**Your goal**. Copy the records below word for word, keeping every line as it is.

**Dataset records**.
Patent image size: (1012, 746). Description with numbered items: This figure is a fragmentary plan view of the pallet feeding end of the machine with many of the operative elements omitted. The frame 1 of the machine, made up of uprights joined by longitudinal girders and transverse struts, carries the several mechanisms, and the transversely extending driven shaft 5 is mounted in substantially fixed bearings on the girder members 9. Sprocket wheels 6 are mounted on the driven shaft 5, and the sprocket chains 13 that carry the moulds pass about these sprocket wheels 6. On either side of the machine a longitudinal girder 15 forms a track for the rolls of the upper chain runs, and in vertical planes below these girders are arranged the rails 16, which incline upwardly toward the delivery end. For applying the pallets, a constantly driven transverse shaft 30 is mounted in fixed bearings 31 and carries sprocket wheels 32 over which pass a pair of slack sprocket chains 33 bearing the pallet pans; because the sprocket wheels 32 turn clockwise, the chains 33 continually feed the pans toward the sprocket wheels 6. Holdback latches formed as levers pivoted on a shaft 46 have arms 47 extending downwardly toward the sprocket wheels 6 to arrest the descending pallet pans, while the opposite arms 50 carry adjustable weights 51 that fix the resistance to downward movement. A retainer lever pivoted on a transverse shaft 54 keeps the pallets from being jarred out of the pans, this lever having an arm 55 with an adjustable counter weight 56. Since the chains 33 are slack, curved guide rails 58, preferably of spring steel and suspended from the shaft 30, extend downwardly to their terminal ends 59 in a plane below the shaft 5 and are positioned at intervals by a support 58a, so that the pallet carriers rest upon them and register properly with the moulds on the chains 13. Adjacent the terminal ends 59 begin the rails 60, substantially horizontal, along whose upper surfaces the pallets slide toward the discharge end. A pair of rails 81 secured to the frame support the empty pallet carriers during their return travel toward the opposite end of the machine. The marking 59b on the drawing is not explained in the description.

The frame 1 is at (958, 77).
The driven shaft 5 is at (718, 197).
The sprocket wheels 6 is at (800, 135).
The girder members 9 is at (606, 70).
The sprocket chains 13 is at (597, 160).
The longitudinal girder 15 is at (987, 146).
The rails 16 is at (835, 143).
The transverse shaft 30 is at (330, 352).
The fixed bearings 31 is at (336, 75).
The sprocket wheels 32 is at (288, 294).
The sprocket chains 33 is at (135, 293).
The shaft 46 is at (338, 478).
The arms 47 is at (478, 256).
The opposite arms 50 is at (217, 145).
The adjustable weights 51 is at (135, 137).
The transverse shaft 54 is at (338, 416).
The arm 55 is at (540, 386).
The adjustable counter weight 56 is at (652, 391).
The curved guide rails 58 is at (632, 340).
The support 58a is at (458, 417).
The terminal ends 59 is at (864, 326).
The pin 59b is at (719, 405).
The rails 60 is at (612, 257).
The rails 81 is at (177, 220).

**Task output**.
Patent image size: (1012, 746). Description with numbered items: This figure is a fragmentary plan view of the pallet feeding end of the machine with many of the operative elements omitted. The frame 1 of the machine, made up of uprights joined by longitudinal girders and transverse struts, carries the several mechanisms, and the transversely extending driven shaft 5 is mounted in substantially fixed bearings on the girder members 9. Sprocket wheels 6 are mounted on the driven shaft 5, and the sprocket chains 13 that carry the moulds pass about these sprocket wheels 6. On either side of the machine a longitudinal girder 15 forms a track for the rolls of the upper chain runs, and in vertical planes below these girders are arranged the rails 16, which incline upwardly toward the delivery end. For applying the pallets, a constantly driven transverse shaft 30 is mounted in fixed bearings 31 and carries sprocket wheels 32 over which pass a pair of slack sprocket chains 33 bearing the pallet pans; because the sprocket wheels 32 turn clockwise, the chains 33 continually feed the pans toward the sprocket wheels 6. Holdback latches formed as levers pivoted on a shaft 46 have arms 47 extending downwardly toward the sprocket wheels 6 to arrest the descending pallet pans, while the opposite arms 50 carry adjustable weights 51 that fix the resistance to downward movement. A retainer lever pivoted on a transverse shaft 54 keeps the pallets from being jarred out of the pans, this lever having an arm 55 with an adjustable counter weight 56. Since the chains 33 are slack, curved guide rails 58, preferably of spring steel and suspended from the shaft 30, extend downwardly to their terminal ends 59 in a plane below the shaft 5 and are positioned at intervals by a support 58a, so that the pallet carriers rest upon them and register properly with the moulds on the chains 13. Adjacent the terminal ends 59 begin the rails 60, substantially horizontal, along whose upper surfaces the pallets slide toward the discharge end. A pair of rails 81 secured to the frame support the empty pallet carriers during their return travel toward the opposite end of the machine. The marking 59b on the drawing is not explained in the description.

The frame 1 is at (958, 77).
The driven shaft 5 is at (718, 197).
The sprocket wheels 6 is at (800, 135).
The girder members 9 is at (606, 70).
The sprocket chains 13 is at (597, 160).
The longitudinal girder 15 is at (987, 146).
The rails 16 is at (835, 143).
The transverse shaft 30 is at (330, 352).
The fixed bearings 31 is at (336, 75).
The sprocket wheels 32 is at (288, 294).
The sprocket chains 33 is at (135, 293).
The shaft 46 is at (338, 478).
The arms 47 is at (478, 256).
The opposite arms 50 is at (217, 145).
The adjustable weights 51 is at (135, 137).
The transverse shaft 54 is at (338, 416).
The arm 55 is at (540, 386).
The adjustable counter weight 56 is at (652, 391).
The curved guide rails 58 is at (632, 340).
The support 58a is at (458, 417).
The terminal ends 59 is at (864, 326).
The pin 59b is at (719, 405).
The rails 60 is at (612, 257).
The rails 81 is at (177, 220).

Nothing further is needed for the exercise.